### [WHAT NEEDS TO BE DONE]
Go through the entries and say how many lines contain the string "Signature". The number is the whole answer.

### [DATA IN THIS EXERCISE]
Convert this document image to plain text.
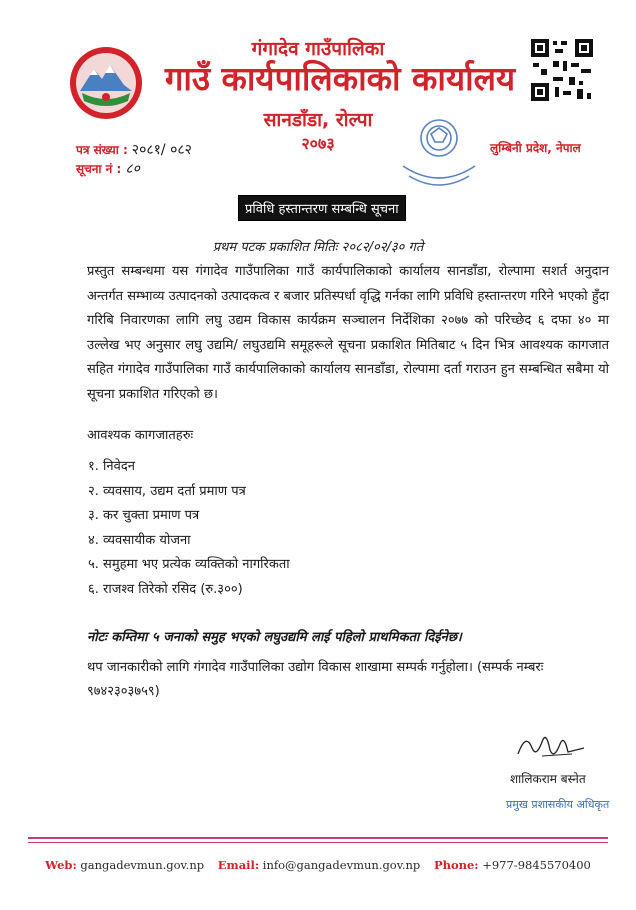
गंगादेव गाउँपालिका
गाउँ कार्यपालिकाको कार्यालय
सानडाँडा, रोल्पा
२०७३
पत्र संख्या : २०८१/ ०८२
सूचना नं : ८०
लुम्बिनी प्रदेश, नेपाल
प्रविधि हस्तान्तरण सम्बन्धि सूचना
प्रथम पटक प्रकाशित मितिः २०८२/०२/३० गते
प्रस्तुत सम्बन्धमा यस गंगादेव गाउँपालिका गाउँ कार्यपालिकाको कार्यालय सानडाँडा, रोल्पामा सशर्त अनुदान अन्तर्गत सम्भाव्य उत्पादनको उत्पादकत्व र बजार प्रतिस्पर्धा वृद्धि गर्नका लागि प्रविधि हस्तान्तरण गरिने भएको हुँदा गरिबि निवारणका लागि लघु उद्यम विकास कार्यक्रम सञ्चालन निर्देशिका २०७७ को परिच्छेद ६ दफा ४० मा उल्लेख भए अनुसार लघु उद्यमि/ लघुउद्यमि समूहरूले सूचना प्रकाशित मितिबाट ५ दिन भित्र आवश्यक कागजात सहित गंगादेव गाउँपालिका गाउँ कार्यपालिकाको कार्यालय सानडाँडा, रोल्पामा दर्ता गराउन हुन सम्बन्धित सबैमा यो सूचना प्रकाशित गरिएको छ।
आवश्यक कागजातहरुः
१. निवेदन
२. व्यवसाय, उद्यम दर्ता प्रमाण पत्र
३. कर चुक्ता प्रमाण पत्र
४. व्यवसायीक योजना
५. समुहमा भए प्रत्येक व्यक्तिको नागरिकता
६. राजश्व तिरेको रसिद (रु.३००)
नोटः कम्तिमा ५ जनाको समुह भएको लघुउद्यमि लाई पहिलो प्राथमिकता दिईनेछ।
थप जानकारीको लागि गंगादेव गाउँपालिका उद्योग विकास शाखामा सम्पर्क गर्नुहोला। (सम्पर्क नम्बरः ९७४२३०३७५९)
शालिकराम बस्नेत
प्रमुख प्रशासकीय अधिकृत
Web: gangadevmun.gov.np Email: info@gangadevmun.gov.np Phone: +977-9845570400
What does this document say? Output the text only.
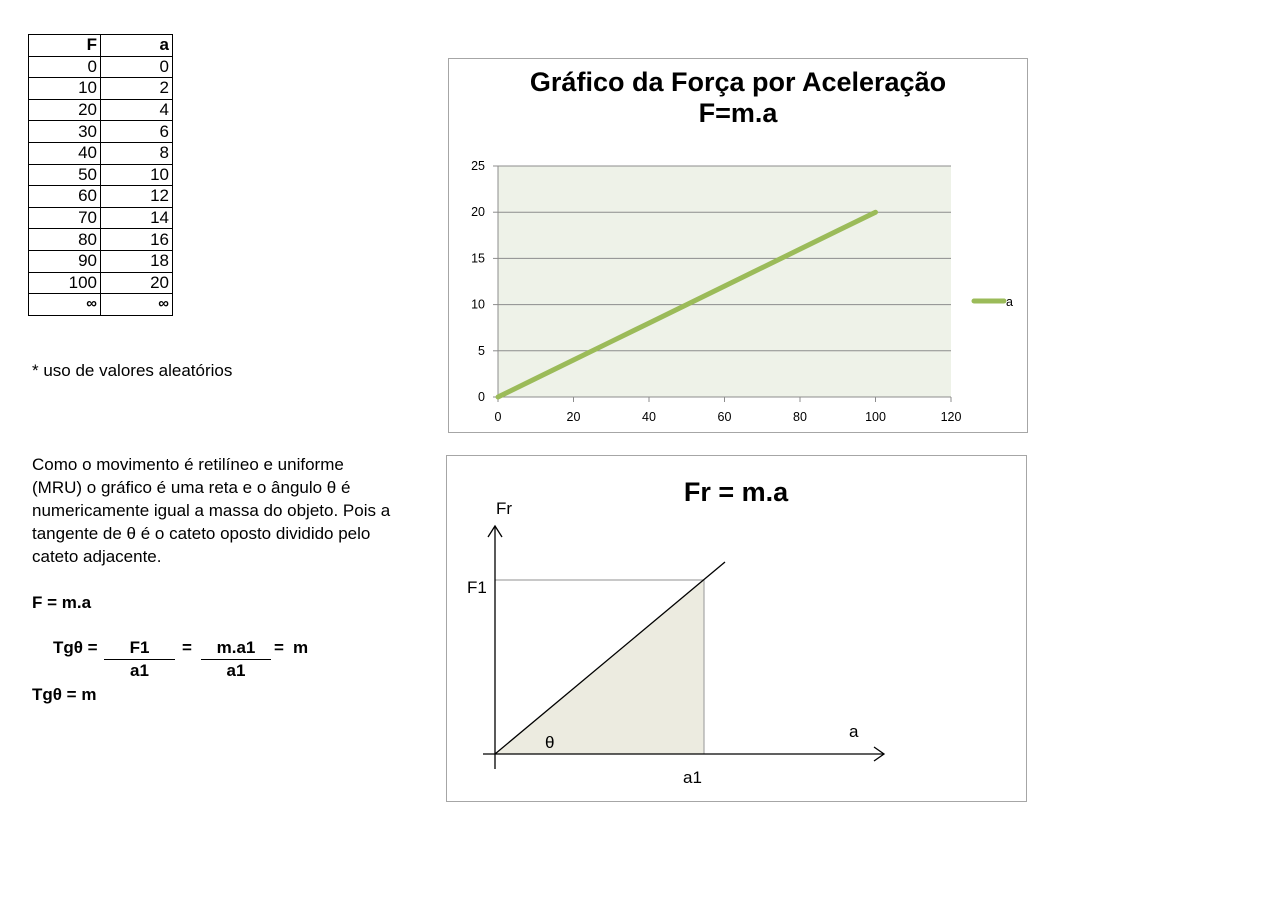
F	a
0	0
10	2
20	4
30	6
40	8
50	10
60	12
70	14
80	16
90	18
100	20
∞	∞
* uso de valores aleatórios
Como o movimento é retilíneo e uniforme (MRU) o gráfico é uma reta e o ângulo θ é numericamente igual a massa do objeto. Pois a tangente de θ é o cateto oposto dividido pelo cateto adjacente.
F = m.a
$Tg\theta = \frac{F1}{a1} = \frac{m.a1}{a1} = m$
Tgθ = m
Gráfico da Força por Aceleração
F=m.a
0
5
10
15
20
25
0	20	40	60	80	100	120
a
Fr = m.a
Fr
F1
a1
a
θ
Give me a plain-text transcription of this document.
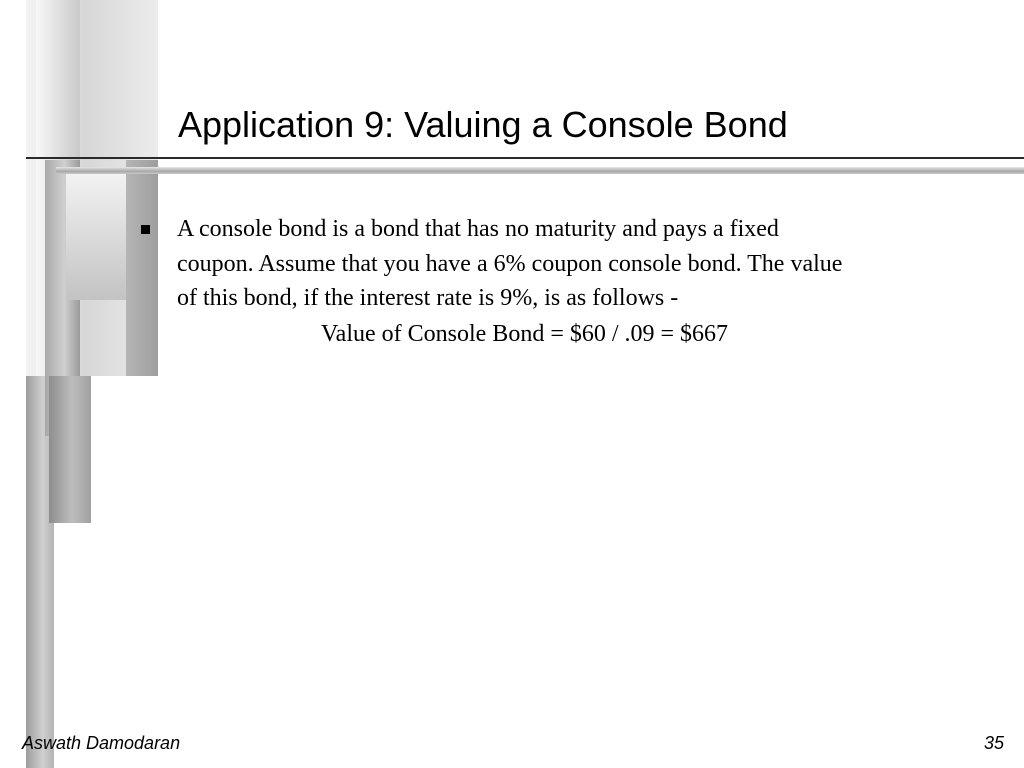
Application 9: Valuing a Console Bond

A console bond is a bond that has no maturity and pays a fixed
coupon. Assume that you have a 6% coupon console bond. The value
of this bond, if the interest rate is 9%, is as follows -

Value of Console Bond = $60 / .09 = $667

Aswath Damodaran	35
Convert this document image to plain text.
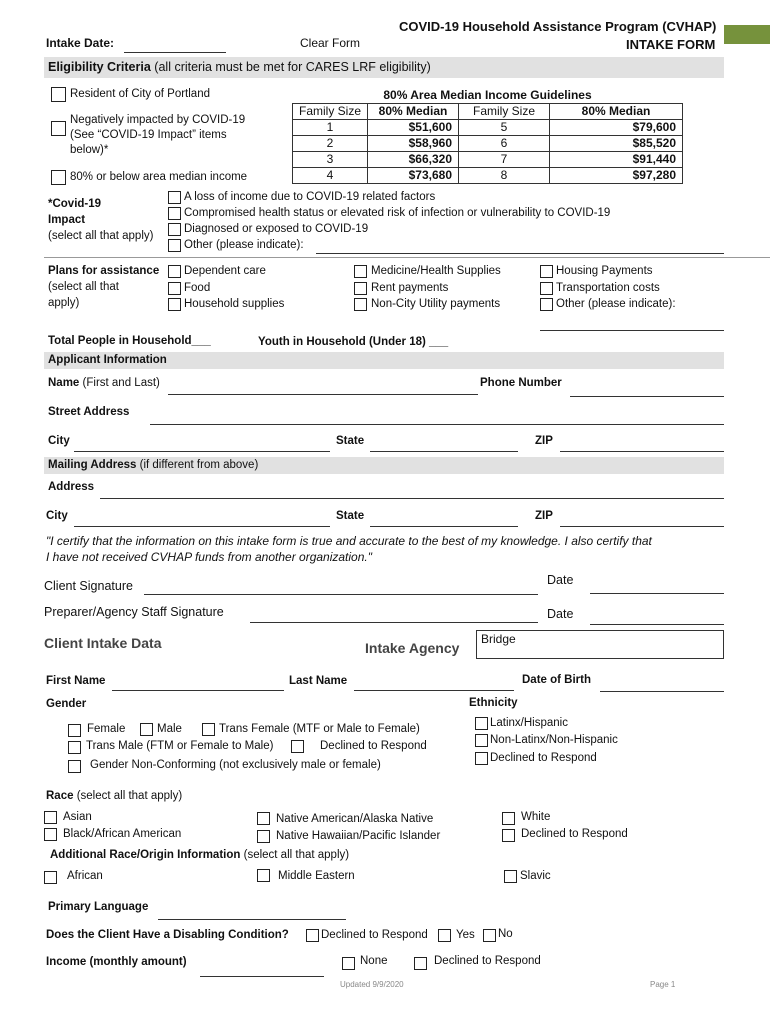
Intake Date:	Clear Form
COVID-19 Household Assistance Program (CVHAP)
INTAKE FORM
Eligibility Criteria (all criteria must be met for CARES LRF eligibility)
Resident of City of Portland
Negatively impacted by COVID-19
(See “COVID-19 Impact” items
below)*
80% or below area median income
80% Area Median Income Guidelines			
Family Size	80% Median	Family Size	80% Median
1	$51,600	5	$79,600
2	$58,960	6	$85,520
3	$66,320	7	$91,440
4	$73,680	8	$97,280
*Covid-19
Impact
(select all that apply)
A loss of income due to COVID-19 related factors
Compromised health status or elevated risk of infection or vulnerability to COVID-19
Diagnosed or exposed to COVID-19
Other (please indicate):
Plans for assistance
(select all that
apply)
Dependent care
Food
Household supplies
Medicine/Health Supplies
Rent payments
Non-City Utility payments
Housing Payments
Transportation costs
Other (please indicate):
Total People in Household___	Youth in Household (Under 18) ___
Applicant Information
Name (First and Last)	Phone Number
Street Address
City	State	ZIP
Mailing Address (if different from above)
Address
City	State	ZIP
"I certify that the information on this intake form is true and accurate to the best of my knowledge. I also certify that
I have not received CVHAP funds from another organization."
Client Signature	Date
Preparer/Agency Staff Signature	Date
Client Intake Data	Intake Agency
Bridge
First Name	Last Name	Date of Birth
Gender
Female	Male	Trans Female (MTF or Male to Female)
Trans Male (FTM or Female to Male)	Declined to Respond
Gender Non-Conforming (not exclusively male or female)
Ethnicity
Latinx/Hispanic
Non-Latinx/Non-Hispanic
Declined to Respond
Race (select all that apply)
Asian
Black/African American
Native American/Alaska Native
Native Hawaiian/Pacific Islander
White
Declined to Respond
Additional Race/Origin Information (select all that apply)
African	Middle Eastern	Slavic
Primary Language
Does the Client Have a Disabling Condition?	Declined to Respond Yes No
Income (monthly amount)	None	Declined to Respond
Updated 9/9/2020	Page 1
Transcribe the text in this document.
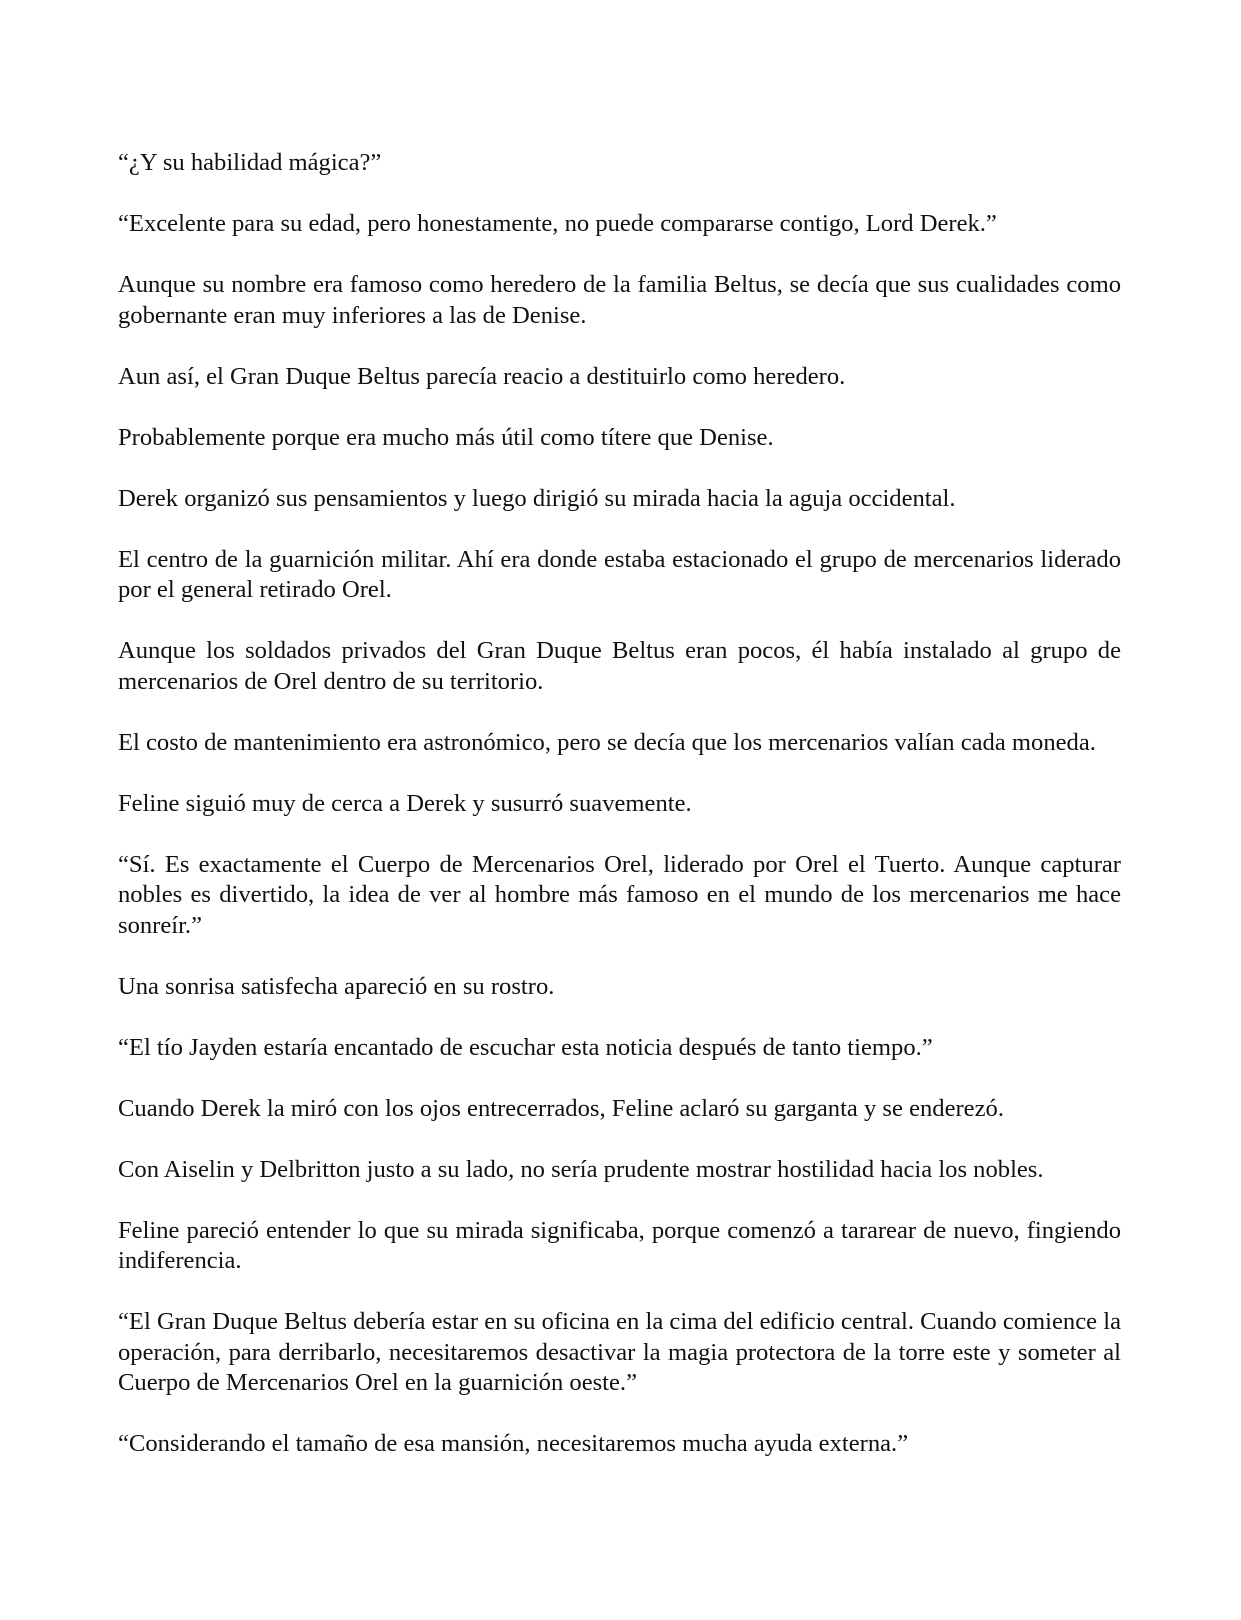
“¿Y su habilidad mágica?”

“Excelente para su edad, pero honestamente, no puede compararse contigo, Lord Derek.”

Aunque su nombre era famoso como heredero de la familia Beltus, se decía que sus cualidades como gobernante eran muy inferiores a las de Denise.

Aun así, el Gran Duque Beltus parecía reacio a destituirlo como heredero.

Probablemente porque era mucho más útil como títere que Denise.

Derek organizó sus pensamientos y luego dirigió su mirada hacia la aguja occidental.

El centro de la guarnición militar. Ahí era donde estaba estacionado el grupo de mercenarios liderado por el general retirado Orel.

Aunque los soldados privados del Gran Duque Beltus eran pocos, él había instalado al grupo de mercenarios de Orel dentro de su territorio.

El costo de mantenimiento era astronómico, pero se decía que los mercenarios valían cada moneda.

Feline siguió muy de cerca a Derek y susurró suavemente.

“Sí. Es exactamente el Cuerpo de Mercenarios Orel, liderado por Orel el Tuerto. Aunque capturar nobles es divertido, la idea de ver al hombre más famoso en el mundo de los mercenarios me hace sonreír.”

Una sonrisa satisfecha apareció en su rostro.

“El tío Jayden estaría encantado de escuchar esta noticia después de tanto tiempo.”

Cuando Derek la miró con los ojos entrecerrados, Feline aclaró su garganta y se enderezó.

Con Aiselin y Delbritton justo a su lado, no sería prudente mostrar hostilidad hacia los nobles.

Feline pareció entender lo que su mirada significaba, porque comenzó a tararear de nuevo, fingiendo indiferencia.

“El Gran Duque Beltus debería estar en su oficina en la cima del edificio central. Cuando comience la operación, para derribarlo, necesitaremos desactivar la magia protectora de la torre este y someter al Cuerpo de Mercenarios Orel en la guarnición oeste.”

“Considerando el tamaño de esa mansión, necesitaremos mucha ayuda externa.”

### [EXERCISE SOLUTION]
2